- Tareas escritas:
1. Responde según el texto:
(a) ¿De qué color era la silla que arrimó el recién conocido?
(b) ¿En qué parte del cuerpo cayó el "gato"?
(c) ¿Qué hizo la amiga después de pegar el "gato"?
2. Copia el fragmento del texto que empieza en "El recién conocido" y acaba en "charla fluyó libremente.". Sustituye "silla" por "banca".
3. Enumera todos los verbos en pretérito perfecto simple del texto cuyo sujeto es la amiga.

El recién conocido arrimó una silla blanca frente a mí y nos pusimos a hablar. Pronunció mal una palabra. Seguro me burlé y lo corregí. Se me ocurrió presentárselo a mi amiga, quien (yo suponía) tendría interés en tenerlo frente a frente por fin. Sin embargo, ella se molestó conmigo: me pegó un “gato” (golpe dado con el puño que imita el movimiento de la pata delantera de adivinen qué animal) en el brazo, recriminándome mi inoportuna actuación como Celestina, y se fue. Me pregunto qué tan noventero es el recuerdo de que a uno le hayan pegado gatos. El caso es que quedé con este interlocutor para mí sola, y la charla fluyó libremente.

- Datos almacenados:
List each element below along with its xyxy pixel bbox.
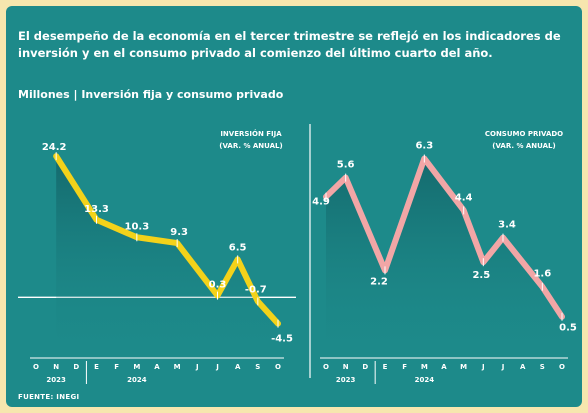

- Respuestas:
1.
(a) Era blanca.
(b) Cayó en el brazo.
(c) Se fue.

2.
El recién conocido arrimó una banca blanca frente a mí y nos pusimos a hablar. Pronunció mal una palabra. Seguro me burlé y lo corregí. Se me ocurrió presentárselo a mi amiga, quien (yo suponía) tendría interés en tenerlo frente a frente por fin. Sin embargo, ella se molestó conmigo: me pegó un “gato” (golpe dado con el puño que imita el movimiento de la pata delantera de adivinen qué animal) en el brazo, recriminándome mi inoportuna actuación como Celestina, y se fue. Me pregunto qué tan noventero es el recuerdo de que a uno le hayan pegado gatos. El caso es que quedé con este interlocutor para mí sola, y la charla fluyó libremente.

3. se molestó, pegó, se fue